··· 抜粋本文 ···

説明

ゴム−充填材複合体の製造方法

【課題】ゴム−充填材複合体において充填材を均一に微分散させることで、ゴム組成物の低発熱性、耐疲労性及び加工性を向上させる。
【解決手段】カーボンブラックやシリカなどの充填材を5〜20重量%含有する充填材スラリーを流速300〜700m/秒で分散処理チャンバー(1)に供給することで前記充填材を粉砕してスラリー中に微分散させ、該分散処理した充填材スラリーと濃縮天然ゴムラテックスの少なくとも一方を流速300〜700m/秒で混合処理チャンバー(10)に供給することで両者を混合して、ゴムポリマー中に充填材を微分散させる。

【発明の詳細な説明】
【技術分野】
【0001】
本発明は、ゴムと充填材の複合体であるゴム−充填材複合体の製造方法に関する。より詳細には、天然ゴムにカーボンブラックやシリカなどの充填材が分散されてなるマスターバッチとして用いられるゴム−充填材複合体の製造方法に関する。

···

### 指示
ゴム−充填材複合体の製造方法についての文章を、最後の文の後から書き継いでもらえますか？ この後に続く行は参照しなくてかまいません。

··· 表示行 ···

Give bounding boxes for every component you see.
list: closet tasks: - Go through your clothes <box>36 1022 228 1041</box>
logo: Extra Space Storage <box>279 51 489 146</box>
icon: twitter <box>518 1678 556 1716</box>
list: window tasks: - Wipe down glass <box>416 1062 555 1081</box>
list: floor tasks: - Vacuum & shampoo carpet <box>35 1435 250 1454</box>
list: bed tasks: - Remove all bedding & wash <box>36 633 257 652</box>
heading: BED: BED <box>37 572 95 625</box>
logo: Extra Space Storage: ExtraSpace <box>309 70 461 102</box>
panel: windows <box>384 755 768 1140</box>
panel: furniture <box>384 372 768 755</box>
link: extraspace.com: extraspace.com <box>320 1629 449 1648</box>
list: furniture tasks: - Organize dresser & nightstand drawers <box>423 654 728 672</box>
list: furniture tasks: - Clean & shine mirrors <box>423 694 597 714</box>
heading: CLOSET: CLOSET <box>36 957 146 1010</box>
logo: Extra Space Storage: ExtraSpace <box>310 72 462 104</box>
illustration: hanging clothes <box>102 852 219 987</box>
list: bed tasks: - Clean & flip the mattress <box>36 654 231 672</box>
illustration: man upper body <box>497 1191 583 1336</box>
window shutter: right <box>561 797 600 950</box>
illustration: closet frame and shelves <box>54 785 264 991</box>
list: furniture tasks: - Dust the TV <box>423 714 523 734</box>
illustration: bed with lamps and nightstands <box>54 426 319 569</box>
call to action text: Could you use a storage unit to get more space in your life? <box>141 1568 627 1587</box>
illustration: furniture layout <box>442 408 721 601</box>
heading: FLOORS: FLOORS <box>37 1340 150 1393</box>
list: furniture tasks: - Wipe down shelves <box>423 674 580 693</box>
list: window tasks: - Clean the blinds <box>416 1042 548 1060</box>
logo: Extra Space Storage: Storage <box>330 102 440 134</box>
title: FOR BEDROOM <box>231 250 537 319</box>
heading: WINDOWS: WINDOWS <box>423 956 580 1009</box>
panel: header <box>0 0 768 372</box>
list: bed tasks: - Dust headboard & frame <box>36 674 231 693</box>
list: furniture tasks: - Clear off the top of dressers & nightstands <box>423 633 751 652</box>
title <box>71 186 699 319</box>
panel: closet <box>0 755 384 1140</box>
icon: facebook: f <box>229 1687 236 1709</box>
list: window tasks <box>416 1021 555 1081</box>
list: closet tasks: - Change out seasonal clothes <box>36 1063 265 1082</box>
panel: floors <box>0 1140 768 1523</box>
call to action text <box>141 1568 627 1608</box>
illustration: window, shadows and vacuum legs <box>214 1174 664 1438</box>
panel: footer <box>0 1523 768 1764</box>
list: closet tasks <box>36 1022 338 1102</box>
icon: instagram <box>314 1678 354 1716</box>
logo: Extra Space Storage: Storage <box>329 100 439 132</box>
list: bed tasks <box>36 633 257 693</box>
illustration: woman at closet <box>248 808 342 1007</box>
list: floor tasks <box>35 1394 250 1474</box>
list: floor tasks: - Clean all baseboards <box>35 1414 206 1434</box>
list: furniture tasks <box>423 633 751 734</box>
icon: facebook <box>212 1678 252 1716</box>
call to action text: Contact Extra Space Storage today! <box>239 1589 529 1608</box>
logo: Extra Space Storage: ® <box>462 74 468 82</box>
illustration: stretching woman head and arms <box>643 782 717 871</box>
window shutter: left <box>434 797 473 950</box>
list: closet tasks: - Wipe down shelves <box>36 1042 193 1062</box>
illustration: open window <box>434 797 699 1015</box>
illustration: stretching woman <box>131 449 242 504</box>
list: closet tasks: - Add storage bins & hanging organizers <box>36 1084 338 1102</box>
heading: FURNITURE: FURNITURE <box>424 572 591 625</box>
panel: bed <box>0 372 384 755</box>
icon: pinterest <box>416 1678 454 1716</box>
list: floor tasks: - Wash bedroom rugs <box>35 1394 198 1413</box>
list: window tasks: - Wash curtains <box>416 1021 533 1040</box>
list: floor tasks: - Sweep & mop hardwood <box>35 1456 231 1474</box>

···

### 回答
【背景技術】
【0002】
タイヤなどに用いられるゴム組成物には、補強などの目的のため、カーボンブラックなどの充填材が配合されている。従来、かかる充填材とゴムとの混合は、ドライ混合と称される、ゴムに対して充填材を粉末のまま添加して混練するという手法が採られているが、この手法で充填材をゴムに対して均一に微分散させるのには限界がある。
【0003】
そこで、近年、カーボンブラックやシリカなどの充填材を水に予め分散させた充填材スラリーと、ゴムラテックスとを混合することにより、ウェットマスターバッチと称されるゴム−充填材複合体を作製して、これをゴム組成物に配合することで、低発熱性や悪路での耐摩耗性などを改良することが提案されている(下記特許文献1〜5参照)。
【0004】
しかしながら、従来のゴム−充填材複合体の製造方法では、凝集した充填材の粉砕が不十分であり、充填材の性能を最大限に引き出すことが難しい。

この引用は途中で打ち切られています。